### EXERCISE
Look below. Copy each line that has "content" in it.

### DATASET ENTRIES
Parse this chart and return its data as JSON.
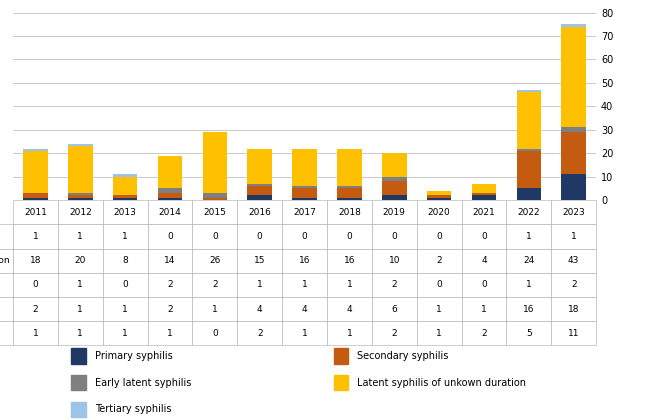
{
  "years": [
    "2011",
    "2012",
    "2013",
    "2014",
    "2015",
    "2016",
    "2017",
    "2018",
    "2019",
    "2020",
    "2021",
    "2022",
    "2023"
  ],
  "series": {
    "Primary syphilis": [
      1,
      1,
      1,
      1,
      0,
      2,
      1,
      1,
      2,
      1,
      2,
      5,
      11
    ],
    "Secondary syphilis": [
      2,
      1,
      1,
      2,
      1,
      4,
      4,
      4,
      6,
      1,
      1,
      16,
      18
    ],
    "Early latent syphilis": [
      0,
      1,
      0,
      2,
      2,
      1,
      1,
      1,
      2,
      0,
      0,
      1,
      2
    ],
    "Latent syphilis of unkown duration": [
      18,
      20,
      8,
      14,
      26,
      15,
      16,
      16,
      10,
      2,
      4,
      24,
      43
    ],
    "Tertiary syphilis": [
      1,
      1,
      1,
      0,
      0,
      0,
      0,
      0,
      0,
      0,
      0,
      1,
      1
    ]
  },
  "colors": {
    "Primary syphilis": "#203864",
    "Secondary syphilis": "#C55A11",
    "Early latent syphilis": "#7F7F7F",
    "Latent syphilis of unkown duration": "#FFC000",
    "Tertiary syphilis": "#9DC3E6"
  },
  "ylim": [
    0,
    80
  ],
  "yticks": [
    0,
    10,
    20,
    30,
    40,
    50,
    60,
    70,
    80
  ],
  "stack_order": [
    "Primary syphilis",
    "Secondary syphilis",
    "Early latent syphilis",
    "Latent syphilis of unkown duration",
    "Tertiary syphilis"
  ],
  "table_order": [
    "Tertiary syphilis",
    "Latent syphilis of unkown duration",
    "Early latent syphilis",
    "Secondary syphilis",
    "Primary syphilis"
  ],
  "legend_col1": [
    "Primary syphilis",
    "Early latent syphilis",
    "Tertiary syphilis"
  ],
  "legend_col2": [
    "Secondary syphilis",
    "Latent syphilis of unkown duration"
  ],
  "bar_width": 0.55
}
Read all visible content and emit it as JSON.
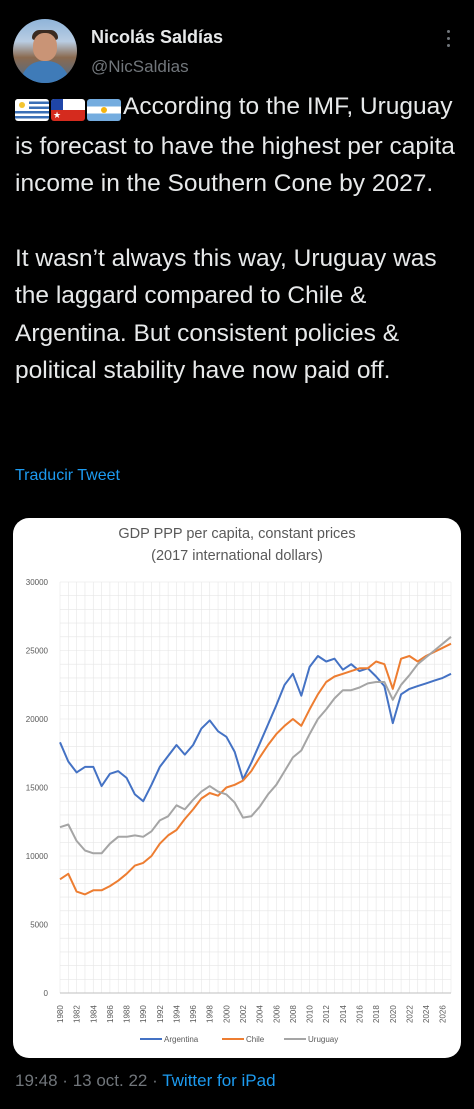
{
  "author": {
    "name": "Nicolás Saldías",
    "handle": "@NicSaldias",
    "avatar_icon": "profile-avatar"
  },
  "tweet": {
    "flags": [
      "uruguay-flag-emoji",
      "chile-flag-emoji",
      "argentina-flag-emoji"
    ],
    "paragraph1": "According to the IMF, Uruguay is forecast to have the highest per capita income in the Southern Cone by 2027.",
    "paragraph2": "It wasn’t always this way, Uruguay was the laggard compared to Chile & Argentina. But consistent policies & political stability have now paid off.",
    "translate_label": "Traducir Tweet"
  },
  "meta": {
    "time": "19:48",
    "date": "13 oct. 22",
    "source": "Twitter for iPad",
    "separator": "·"
  },
  "colors": {
    "background": "#000000",
    "link": "#1d9bf0",
    "text": "#e7e9ea",
    "muted": "#71767b"
  },
  "chart_data": {
    "type": "line",
    "title_line1": "GDP PPP per capita, constant prices",
    "title_line2": "(2017 international dollars)",
    "ylim": [
      0,
      30000
    ],
    "yticks": [
      "0",
      "5000",
      "10000",
      "15000",
      "20000",
      "25000",
      "30000"
    ],
    "ytick_values": [
      0,
      5000,
      10000,
      15000,
      20000,
      25000,
      30000
    ],
    "xlim": [
      1980,
      2027
    ],
    "xticks": [
      "1980",
      "1982",
      "1984",
      "1986",
      "1988",
      "1990",
      "1992",
      "1994",
      "1996",
      "1998",
      "2000",
      "2002",
      "2004",
      "2006",
      "2008",
      "2010",
      "2012",
      "2014",
      "2016",
      "2018",
      "2020",
      "2022",
      "2024",
      "2026"
    ],
    "xtick_values": [
      1980,
      1982,
      1984,
      1986,
      1988,
      1990,
      1992,
      1994,
      1996,
      1998,
      2000,
      2002,
      2004,
      2006,
      2008,
      2010,
      2012,
      2014,
      2016,
      2018,
      2020,
      2022,
      2024,
      2026
    ],
    "grid": true,
    "legend_position": "bottom",
    "x": [
      1980,
      1981,
      1982,
      1983,
      1984,
      1985,
      1986,
      1987,
      1988,
      1989,
      1990,
      1991,
      1992,
      1993,
      1994,
      1995,
      1996,
      1997,
      1998,
      1999,
      2000,
      2001,
      2002,
      2003,
      2004,
      2005,
      2006,
      2007,
      2008,
      2009,
      2010,
      2011,
      2012,
      2013,
      2014,
      2015,
      2016,
      2017,
      2018,
      2019,
      2020,
      2021,
      2022,
      2023,
      2024,
      2025,
      2026,
      2027
    ],
    "series": [
      {
        "name": "Argentina",
        "color": "#4472c4",
        "values": [
          18300,
          16900,
          16100,
          16500,
          16500,
          15100,
          16000,
          16200,
          15700,
          14500,
          14000,
          15200,
          16500,
          17300,
          18100,
          17400,
          18100,
          19300,
          19900,
          19100,
          18700,
          17600,
          15600,
          16800,
          18200,
          19600,
          21000,
          22500,
          23300,
          21700,
          23800,
          24600,
          24200,
          24400,
          23600,
          24000,
          23500,
          23700,
          23100,
          22400,
          19700,
          21800,
          22200,
          22400,
          22600,
          22800,
          23000,
          23300
        ]
      },
      {
        "name": "Chile",
        "color": "#ed7d31",
        "values": [
          8300,
          8700,
          7400,
          7200,
          7500,
          7500,
          7800,
          8200,
          8700,
          9300,
          9500,
          10000,
          10900,
          11500,
          11900,
          12700,
          13400,
          14200,
          14600,
          14400,
          15000,
          15200,
          15500,
          16200,
          17200,
          18100,
          18900,
          19500,
          20000,
          19500,
          20700,
          21800,
          22700,
          23100,
          23300,
          23500,
          23700,
          23700,
          24200,
          24000,
          22200,
          24400,
          24600,
          24200,
          24600,
          24900,
          25200,
          25500
        ]
      },
      {
        "name": "Uruguay",
        "color": "#a5a5a5",
        "values": [
          12100,
          12300,
          11100,
          10400,
          10200,
          10200,
          10900,
          11400,
          11400,
          11500,
          11400,
          11800,
          12600,
          12900,
          13700,
          13400,
          14100,
          14700,
          15100,
          14700,
          14500,
          13900,
          12800,
          12900,
          13600,
          14500,
          15200,
          16200,
          17200,
          17700,
          18900,
          20000,
          20700,
          21500,
          22100,
          22100,
          22300,
          22600,
          22700,
          22700,
          21400,
          22500,
          23200,
          24000,
          24500,
          25000,
          25500,
          26000
        ]
      }
    ]
  }
}
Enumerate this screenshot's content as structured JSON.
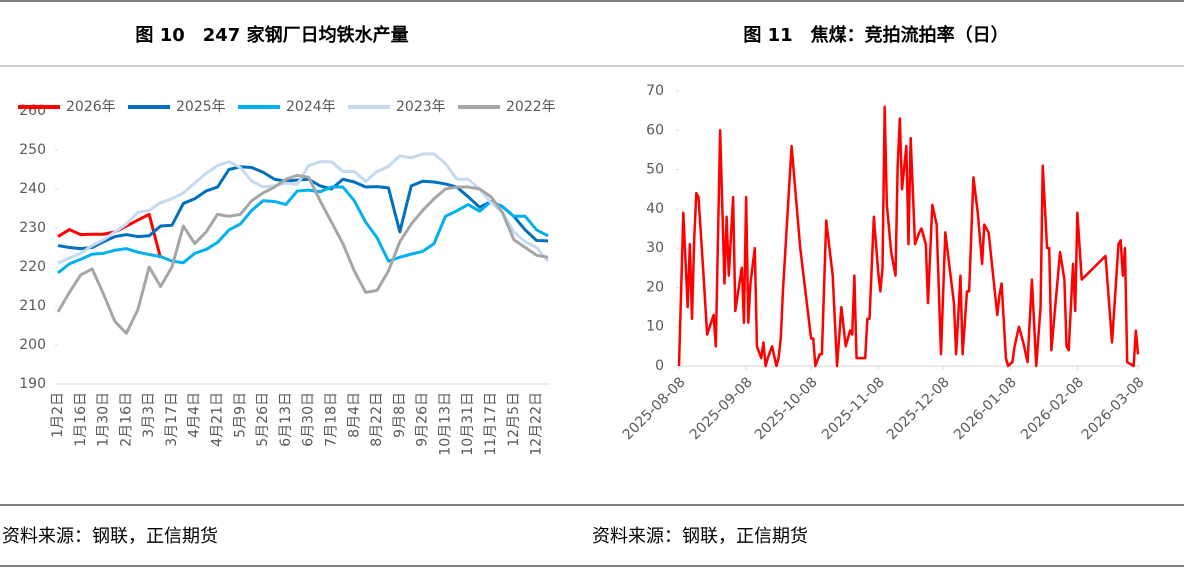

### RESULT FOR THIS EXERCISE
Read all visible content and emit it as JSON.
Enumerate this screenshot's content as structured JSON.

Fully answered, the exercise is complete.